_Exercise objective_:
Write out all lines holding the word "status".

--- start Information shown ---

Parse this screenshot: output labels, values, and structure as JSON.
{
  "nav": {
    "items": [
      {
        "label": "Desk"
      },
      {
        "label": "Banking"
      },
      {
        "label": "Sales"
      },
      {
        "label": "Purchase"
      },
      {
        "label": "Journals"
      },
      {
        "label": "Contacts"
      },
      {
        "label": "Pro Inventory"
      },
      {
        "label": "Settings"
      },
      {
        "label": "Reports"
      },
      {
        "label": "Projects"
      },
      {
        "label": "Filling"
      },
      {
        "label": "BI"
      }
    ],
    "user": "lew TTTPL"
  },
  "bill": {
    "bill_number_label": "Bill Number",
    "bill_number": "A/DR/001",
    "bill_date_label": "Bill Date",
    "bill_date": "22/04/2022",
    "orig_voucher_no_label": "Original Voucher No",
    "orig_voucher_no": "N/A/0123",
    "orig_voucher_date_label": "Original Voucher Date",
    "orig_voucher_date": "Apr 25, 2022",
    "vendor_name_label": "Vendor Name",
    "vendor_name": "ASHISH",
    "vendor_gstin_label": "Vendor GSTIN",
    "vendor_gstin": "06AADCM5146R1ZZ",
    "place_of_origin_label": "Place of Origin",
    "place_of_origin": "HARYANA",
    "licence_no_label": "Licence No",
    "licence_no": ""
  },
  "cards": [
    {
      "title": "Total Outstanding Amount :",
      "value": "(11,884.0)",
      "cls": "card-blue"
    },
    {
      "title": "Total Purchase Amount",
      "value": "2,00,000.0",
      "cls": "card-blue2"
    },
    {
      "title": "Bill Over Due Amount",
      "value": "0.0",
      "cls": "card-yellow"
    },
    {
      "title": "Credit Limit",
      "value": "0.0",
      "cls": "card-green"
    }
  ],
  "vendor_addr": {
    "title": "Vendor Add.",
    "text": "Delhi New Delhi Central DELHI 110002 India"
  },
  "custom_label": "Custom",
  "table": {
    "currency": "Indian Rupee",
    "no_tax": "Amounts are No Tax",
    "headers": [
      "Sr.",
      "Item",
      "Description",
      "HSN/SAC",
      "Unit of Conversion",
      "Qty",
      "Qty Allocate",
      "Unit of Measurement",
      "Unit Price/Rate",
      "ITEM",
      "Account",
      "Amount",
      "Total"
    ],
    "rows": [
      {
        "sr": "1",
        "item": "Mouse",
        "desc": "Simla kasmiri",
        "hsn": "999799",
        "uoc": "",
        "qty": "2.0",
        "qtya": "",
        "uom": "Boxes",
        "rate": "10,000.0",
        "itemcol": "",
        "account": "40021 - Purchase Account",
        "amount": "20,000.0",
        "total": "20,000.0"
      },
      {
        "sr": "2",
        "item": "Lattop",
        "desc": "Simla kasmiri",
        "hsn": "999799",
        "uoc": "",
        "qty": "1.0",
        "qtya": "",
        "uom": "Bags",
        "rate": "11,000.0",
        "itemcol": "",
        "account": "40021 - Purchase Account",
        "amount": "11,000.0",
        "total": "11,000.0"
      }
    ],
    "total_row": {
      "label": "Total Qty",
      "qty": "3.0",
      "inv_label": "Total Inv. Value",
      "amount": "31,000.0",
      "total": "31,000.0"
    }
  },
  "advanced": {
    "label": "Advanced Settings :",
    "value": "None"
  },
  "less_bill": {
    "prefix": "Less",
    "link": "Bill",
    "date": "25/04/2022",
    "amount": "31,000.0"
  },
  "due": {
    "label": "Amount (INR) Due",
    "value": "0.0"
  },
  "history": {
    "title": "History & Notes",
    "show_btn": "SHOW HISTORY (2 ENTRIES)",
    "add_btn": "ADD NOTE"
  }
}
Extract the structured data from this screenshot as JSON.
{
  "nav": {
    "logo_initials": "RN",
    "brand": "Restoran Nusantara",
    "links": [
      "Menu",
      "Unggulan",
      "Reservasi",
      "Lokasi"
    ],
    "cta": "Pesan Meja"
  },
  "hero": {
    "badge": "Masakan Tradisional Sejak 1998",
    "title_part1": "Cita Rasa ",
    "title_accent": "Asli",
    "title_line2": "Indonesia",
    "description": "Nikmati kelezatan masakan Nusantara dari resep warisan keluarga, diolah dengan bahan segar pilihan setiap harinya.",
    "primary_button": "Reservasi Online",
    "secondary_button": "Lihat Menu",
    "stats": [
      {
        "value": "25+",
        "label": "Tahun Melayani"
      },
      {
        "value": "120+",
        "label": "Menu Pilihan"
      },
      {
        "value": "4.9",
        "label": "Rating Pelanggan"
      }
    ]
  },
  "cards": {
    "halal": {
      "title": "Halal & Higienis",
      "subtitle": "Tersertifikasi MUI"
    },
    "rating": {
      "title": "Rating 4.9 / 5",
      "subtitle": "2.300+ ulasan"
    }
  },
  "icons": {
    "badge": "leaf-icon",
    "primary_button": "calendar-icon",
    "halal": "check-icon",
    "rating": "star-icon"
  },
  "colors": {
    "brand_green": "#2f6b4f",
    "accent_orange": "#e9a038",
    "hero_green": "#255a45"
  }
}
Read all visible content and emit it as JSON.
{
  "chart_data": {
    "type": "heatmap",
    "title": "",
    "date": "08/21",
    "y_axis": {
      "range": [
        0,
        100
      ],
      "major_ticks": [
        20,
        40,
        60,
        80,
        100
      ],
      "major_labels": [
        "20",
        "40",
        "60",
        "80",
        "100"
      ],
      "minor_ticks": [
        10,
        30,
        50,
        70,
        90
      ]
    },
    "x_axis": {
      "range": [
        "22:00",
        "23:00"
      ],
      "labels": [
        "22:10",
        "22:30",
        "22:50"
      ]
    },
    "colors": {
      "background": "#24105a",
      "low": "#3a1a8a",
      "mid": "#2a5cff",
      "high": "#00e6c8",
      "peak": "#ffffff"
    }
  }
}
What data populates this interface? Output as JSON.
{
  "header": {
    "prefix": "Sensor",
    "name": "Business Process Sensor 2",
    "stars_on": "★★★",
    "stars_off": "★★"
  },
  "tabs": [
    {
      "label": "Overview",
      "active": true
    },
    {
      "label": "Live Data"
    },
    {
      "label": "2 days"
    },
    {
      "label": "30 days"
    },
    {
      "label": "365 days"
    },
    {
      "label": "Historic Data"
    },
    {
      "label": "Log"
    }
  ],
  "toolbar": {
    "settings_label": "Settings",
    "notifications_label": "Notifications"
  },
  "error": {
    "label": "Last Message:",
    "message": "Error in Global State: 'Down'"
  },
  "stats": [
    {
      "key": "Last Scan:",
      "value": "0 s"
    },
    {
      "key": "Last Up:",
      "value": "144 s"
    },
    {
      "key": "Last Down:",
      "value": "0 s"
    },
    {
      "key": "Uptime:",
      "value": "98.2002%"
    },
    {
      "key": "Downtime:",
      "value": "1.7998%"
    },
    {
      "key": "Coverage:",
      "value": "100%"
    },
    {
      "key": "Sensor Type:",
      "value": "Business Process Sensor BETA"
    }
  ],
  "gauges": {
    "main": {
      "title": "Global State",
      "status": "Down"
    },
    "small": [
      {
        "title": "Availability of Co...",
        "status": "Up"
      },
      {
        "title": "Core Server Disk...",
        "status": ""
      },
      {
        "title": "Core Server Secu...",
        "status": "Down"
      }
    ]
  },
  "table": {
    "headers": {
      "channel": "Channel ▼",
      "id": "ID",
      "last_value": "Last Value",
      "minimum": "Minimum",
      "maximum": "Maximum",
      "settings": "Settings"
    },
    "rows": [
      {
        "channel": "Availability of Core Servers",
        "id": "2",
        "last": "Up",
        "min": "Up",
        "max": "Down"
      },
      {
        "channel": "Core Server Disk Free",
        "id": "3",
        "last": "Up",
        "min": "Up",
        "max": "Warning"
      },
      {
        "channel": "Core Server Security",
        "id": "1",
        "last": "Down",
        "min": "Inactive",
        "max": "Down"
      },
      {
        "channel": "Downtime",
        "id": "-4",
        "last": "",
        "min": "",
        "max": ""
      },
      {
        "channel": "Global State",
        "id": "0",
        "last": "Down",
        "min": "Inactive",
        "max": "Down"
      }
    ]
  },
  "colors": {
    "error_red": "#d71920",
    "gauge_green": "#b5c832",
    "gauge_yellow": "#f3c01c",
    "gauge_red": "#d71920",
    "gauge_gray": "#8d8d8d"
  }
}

--- end Information shown ---

_Task output_:
      "status": "Down"
        "status": "Up"
        "status": ""
        "status": "Down"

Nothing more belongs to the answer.